• Provided data:

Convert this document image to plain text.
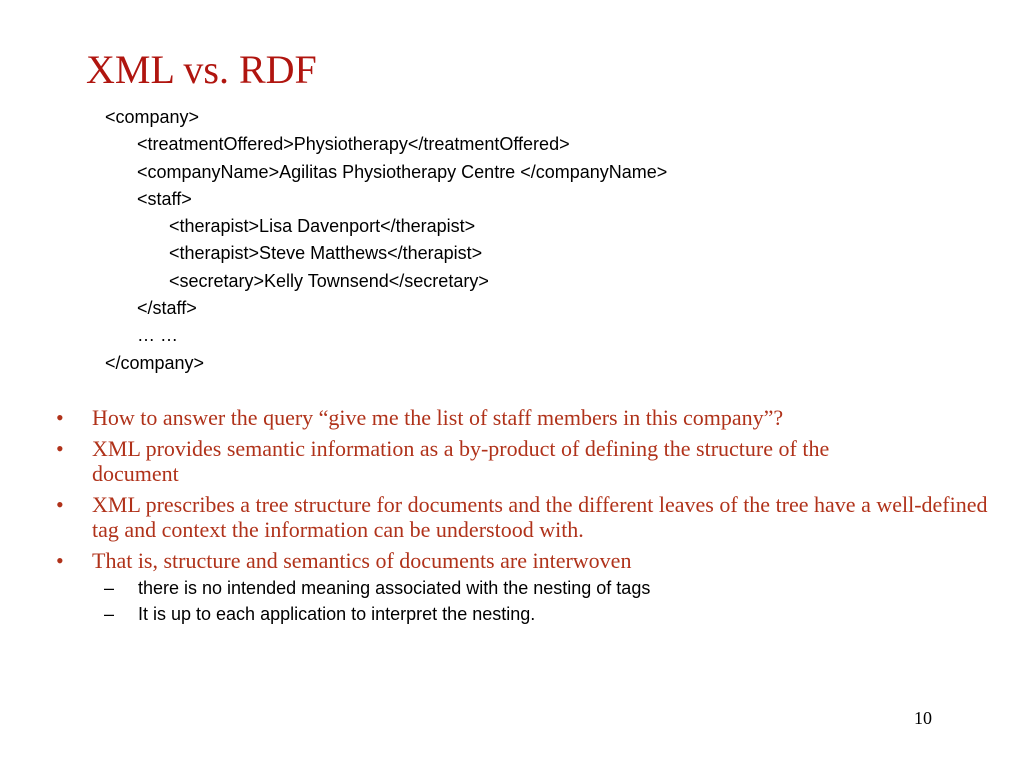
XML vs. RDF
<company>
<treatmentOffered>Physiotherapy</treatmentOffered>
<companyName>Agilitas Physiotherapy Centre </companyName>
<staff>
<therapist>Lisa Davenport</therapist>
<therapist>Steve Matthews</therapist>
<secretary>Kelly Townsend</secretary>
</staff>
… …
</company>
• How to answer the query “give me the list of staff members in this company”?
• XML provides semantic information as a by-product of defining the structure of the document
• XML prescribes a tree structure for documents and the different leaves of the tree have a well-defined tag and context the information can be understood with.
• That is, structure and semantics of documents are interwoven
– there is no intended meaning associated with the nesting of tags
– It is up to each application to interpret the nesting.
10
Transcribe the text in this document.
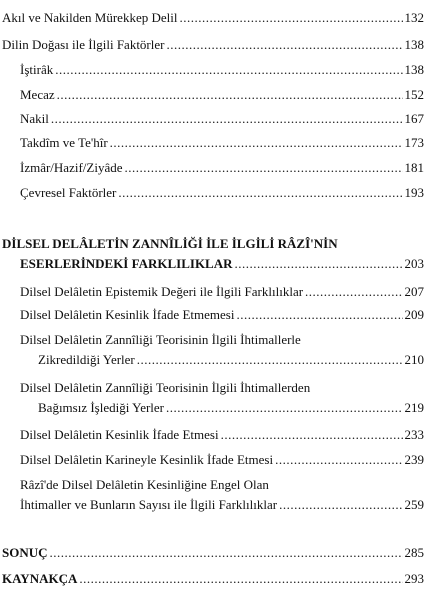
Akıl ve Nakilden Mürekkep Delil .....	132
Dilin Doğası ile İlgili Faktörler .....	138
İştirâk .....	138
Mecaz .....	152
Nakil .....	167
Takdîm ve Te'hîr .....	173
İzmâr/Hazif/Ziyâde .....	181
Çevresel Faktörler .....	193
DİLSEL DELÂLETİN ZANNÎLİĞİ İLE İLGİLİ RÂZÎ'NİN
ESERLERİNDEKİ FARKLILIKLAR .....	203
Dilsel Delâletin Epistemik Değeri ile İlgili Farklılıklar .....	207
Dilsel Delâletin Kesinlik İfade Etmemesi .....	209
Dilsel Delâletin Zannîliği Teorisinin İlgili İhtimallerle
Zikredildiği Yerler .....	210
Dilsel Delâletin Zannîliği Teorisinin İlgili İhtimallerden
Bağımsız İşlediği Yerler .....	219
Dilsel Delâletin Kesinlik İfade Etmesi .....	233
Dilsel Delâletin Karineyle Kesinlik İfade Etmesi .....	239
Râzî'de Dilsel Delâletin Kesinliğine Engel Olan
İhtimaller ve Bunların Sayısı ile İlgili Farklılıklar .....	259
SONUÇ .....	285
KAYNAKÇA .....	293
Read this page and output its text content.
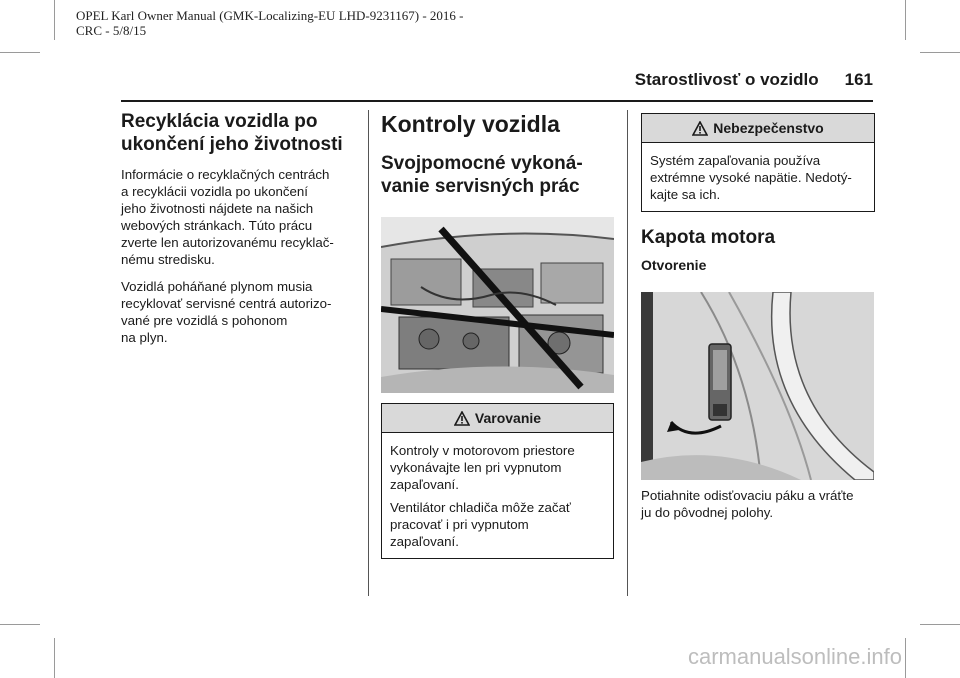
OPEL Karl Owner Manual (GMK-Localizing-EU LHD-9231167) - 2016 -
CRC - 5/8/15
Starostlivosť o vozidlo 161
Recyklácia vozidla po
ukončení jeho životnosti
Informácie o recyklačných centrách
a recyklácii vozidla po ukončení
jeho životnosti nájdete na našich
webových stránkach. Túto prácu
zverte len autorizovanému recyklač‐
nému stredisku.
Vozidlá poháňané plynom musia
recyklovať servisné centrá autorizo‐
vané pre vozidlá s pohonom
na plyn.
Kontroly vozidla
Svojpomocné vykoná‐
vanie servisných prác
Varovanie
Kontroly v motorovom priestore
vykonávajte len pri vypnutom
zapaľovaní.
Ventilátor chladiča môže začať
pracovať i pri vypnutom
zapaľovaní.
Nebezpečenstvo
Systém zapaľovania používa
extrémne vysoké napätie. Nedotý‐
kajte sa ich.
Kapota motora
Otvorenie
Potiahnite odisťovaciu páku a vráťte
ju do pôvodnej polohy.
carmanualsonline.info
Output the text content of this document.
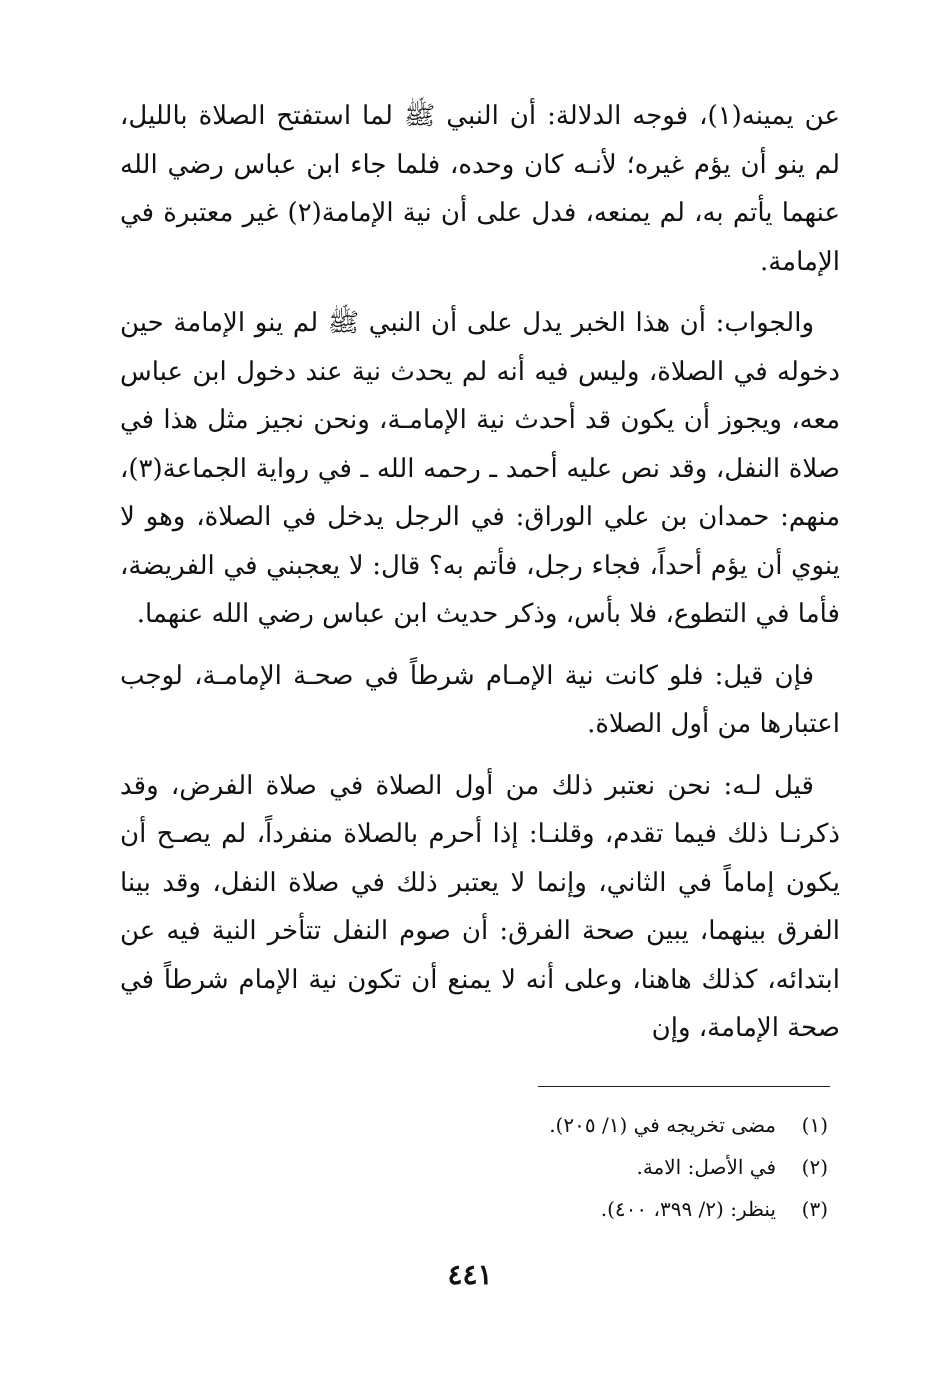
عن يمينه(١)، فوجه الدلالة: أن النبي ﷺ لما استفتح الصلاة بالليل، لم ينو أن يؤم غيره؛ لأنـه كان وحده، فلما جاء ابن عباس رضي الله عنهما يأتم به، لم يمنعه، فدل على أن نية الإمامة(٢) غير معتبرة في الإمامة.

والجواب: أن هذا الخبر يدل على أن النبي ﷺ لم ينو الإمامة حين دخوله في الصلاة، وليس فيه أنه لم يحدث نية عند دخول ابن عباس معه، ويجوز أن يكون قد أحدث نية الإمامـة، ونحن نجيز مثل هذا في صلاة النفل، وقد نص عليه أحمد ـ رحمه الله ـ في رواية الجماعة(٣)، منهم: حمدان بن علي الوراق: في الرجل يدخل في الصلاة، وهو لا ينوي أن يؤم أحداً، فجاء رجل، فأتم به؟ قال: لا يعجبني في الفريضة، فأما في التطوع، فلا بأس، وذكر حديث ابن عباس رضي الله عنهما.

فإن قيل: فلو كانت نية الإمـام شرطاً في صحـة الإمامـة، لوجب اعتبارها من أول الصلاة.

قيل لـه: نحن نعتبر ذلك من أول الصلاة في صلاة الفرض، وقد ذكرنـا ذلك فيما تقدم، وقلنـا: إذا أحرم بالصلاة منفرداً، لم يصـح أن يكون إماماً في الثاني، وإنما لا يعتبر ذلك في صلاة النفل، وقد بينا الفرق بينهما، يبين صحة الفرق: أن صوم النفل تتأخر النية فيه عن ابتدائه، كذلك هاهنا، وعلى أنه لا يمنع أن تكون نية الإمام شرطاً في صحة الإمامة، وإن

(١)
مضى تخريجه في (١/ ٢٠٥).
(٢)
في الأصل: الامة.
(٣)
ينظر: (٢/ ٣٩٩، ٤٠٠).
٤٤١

--

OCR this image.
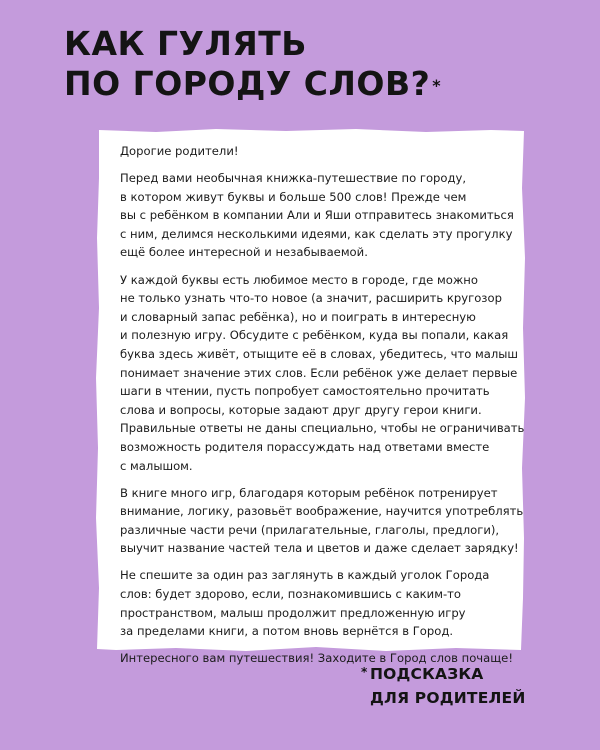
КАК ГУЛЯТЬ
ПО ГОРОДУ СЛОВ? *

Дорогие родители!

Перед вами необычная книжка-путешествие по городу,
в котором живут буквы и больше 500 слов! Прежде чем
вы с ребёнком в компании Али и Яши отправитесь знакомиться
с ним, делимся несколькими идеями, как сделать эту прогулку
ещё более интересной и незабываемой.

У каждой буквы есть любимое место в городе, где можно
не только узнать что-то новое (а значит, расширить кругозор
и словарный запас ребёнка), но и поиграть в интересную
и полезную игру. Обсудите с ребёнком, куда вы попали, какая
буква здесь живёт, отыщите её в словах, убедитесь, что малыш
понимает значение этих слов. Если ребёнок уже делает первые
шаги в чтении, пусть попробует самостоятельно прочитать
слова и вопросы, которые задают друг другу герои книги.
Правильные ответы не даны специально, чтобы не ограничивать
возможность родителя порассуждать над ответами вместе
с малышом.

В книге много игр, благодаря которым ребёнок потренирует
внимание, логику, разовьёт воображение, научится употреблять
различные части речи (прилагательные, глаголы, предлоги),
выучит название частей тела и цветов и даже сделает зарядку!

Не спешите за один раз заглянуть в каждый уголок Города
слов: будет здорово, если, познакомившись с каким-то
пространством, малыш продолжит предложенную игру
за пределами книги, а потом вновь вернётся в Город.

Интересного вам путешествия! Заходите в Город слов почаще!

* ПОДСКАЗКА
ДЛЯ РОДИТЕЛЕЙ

--

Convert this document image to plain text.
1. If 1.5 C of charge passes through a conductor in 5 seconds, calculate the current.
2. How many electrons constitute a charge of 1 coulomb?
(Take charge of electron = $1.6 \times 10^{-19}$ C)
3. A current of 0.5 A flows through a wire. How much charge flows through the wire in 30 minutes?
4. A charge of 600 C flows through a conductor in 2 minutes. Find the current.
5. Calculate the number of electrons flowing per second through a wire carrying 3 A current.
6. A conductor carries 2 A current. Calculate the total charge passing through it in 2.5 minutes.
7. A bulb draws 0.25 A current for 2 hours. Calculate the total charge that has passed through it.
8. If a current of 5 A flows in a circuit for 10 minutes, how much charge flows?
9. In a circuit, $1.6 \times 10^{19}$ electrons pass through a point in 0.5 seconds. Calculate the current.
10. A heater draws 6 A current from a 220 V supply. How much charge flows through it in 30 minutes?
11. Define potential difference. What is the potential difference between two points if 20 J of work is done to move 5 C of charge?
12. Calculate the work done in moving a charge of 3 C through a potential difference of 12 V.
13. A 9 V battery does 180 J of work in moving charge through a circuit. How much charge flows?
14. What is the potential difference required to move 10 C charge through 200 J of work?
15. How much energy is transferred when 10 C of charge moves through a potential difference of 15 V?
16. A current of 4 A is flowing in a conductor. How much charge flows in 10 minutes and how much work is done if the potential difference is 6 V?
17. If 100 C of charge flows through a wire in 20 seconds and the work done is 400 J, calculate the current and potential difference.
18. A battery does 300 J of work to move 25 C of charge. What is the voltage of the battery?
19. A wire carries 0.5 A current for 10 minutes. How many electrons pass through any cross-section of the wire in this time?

• Directions for this task:
Find the word "يكون" in the data and copy out each line where it turns up.

• Answer to the exercise:
والجواب: أن هذا الخبر يدل على أن النبي ﷺ لم ينو الإمامة حين دخوله في الصلاة، وليس فيه أنه لم يحدث نية عند دخول ابن عباس معه، ويجوز أن يكون قد أحدث نية الإمامـة، ونحن نجيز مثل هذا في صلاة النفل، وقد نص عليه أحمد ـ رحمه الله ـ في رواية الجماعة(٣)، منهم: حمدان بن علي الوراق: في الرجل يدخل في الصلاة، وهو لا ينوي أن يؤم أحداً، فجاء رجل، فأتم به؟ قال: لا يعجبني في الفريضة، فأما في التطوع، فلا بأس، وذكر حديث ابن عباس رضي الله عنهما.
قيل لـه: نحن نعتبر ذلك من أول الصلاة في صلاة الفرض، وقد ذكرنـا ذلك فيما تقدم، وقلنـا: إذا أحرم بالصلاة منفرداً، لم يصـح أن يكون إماماً في الثاني، وإنما لا يعتبر ذلك في صلاة النفل، وقد بينا الفرق بينهما، يبين صحة الفرق: أن صوم النفل تتأخر النية فيه عن ابتدائه، كذلك هاهنا، وعلى أنه لا يمنع أن تكون نية الإمام شرطاً في صحة الإمامة، وإن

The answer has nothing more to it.